- Exercise description
Determine which lines contain the word "Sriwijaya", then copy those lines.

Records from a dataset
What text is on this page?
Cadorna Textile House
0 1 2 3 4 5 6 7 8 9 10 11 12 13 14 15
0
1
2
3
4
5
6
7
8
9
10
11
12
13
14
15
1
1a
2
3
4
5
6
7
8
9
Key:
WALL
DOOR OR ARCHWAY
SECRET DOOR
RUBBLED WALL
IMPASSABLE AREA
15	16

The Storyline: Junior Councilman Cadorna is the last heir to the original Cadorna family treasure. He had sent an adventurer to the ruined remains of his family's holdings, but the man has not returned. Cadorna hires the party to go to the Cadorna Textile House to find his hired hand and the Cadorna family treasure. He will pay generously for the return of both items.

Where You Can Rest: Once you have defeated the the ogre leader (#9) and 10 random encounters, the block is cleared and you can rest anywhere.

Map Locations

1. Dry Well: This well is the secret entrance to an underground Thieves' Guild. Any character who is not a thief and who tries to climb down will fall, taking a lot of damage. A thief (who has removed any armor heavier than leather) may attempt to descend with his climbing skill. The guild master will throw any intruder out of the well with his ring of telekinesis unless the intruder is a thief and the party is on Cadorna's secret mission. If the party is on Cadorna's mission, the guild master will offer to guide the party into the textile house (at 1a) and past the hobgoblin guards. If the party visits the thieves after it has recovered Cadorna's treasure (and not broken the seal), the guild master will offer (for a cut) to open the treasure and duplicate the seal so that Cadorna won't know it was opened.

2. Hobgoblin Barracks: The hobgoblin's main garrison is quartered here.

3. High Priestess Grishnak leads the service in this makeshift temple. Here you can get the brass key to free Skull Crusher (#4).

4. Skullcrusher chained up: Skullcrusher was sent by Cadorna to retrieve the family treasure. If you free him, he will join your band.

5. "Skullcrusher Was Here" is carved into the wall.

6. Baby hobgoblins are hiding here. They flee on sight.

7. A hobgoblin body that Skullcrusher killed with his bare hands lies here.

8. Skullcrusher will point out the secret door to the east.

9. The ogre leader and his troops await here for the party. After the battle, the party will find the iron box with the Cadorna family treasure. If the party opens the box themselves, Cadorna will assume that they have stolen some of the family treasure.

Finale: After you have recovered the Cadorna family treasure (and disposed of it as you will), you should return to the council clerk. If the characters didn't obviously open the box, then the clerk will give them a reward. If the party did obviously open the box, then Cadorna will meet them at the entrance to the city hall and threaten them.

---

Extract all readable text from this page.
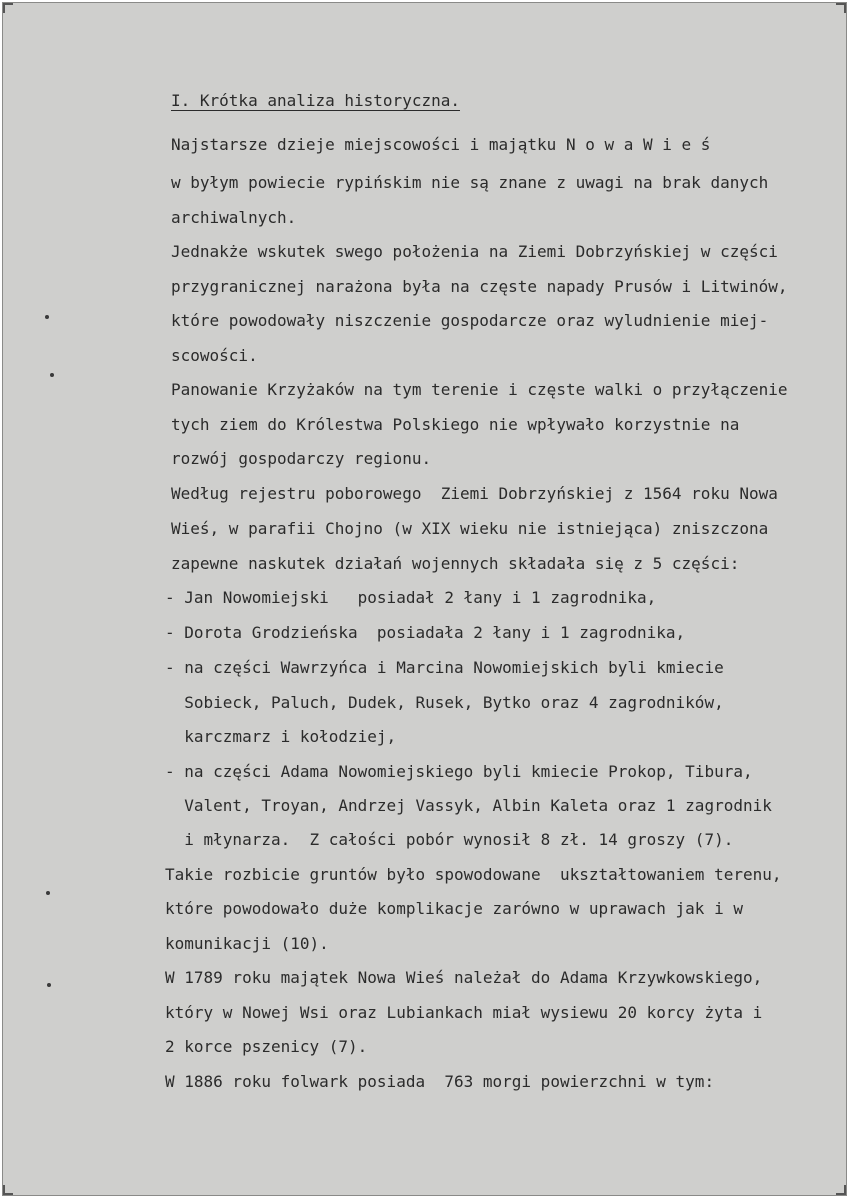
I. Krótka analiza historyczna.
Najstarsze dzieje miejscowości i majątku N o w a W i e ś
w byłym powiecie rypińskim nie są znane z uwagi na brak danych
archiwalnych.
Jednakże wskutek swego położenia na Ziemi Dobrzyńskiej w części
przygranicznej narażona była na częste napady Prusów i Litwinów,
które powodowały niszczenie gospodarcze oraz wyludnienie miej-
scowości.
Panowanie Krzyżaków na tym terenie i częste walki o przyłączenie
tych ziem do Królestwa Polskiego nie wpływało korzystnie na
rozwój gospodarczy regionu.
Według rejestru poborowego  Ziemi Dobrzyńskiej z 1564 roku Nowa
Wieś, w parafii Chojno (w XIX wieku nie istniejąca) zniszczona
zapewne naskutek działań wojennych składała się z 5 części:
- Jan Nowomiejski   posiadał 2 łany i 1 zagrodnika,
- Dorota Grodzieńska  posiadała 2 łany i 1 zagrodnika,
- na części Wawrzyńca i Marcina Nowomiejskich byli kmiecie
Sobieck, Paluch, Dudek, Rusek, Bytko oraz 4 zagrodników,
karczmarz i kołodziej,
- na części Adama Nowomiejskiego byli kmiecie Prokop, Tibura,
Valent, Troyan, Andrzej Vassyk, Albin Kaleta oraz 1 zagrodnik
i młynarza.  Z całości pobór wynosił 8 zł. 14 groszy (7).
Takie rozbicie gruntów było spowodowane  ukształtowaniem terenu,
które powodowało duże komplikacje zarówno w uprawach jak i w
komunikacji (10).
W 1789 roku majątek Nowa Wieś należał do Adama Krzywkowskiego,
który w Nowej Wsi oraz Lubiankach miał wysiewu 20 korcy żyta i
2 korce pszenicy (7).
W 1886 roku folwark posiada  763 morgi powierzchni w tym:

--

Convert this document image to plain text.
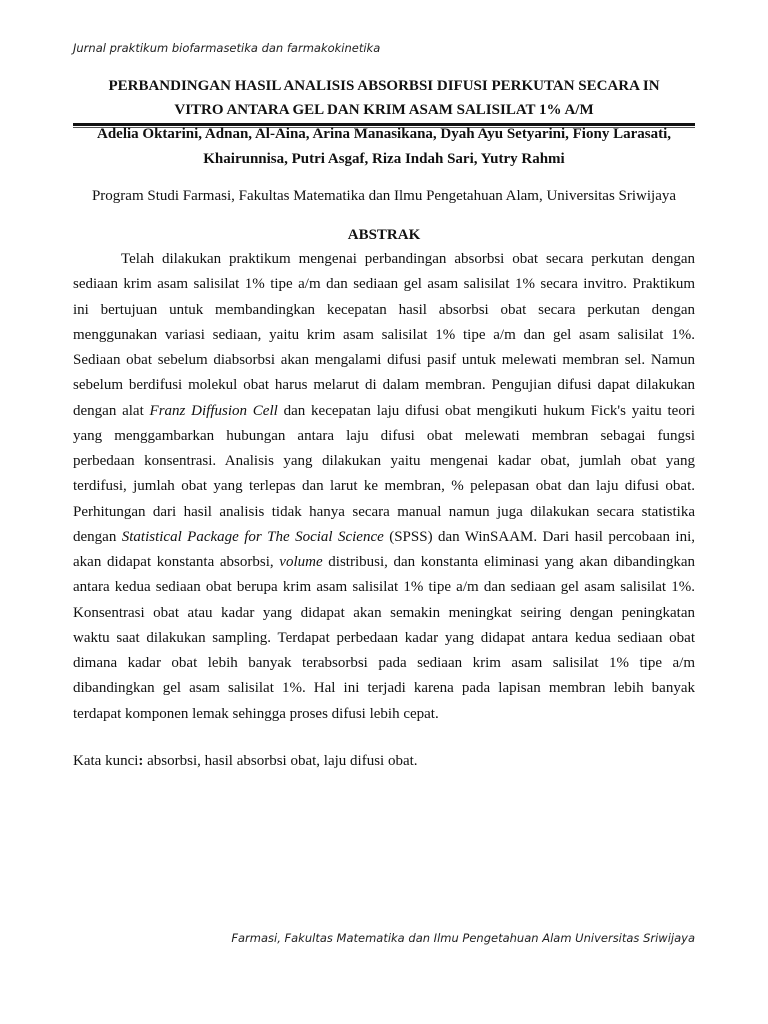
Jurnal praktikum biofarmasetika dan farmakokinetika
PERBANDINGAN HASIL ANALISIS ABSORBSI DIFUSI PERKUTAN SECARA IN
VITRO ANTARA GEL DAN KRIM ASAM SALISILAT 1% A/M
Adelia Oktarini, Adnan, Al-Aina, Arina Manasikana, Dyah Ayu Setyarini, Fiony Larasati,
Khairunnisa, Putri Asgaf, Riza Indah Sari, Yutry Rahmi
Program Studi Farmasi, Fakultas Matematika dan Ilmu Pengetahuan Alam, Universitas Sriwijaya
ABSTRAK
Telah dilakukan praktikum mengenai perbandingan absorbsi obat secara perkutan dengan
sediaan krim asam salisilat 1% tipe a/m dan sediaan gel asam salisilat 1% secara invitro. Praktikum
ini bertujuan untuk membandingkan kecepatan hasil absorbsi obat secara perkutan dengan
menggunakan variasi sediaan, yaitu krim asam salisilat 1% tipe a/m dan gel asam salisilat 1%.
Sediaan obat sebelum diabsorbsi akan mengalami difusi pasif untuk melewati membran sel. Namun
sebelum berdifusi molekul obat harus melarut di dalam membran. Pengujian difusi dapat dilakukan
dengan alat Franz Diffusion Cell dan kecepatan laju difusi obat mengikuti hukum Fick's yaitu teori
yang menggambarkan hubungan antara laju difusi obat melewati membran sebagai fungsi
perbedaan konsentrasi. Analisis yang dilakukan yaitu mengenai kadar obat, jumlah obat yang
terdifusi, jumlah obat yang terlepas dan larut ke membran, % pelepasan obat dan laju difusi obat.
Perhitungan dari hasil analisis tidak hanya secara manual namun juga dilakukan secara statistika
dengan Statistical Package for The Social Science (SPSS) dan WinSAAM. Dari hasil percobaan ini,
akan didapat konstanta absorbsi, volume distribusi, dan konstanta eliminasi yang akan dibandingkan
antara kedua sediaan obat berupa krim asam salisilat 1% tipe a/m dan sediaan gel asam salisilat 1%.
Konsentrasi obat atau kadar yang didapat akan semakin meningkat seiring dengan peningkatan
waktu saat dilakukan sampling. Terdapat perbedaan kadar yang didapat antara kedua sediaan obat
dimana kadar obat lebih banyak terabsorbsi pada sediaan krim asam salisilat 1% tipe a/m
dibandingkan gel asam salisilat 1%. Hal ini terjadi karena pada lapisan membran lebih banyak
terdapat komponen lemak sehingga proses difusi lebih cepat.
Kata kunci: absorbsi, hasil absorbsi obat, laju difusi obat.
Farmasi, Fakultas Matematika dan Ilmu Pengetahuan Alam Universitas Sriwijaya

- Task solution
Program Studi Farmasi, Fakultas Matematika dan Ilmu Pengetahuan Alam, Universitas Sriwijaya
Farmasi, Fakultas Matematika dan Ilmu Pengetahuan Alam Universitas Sriwijaya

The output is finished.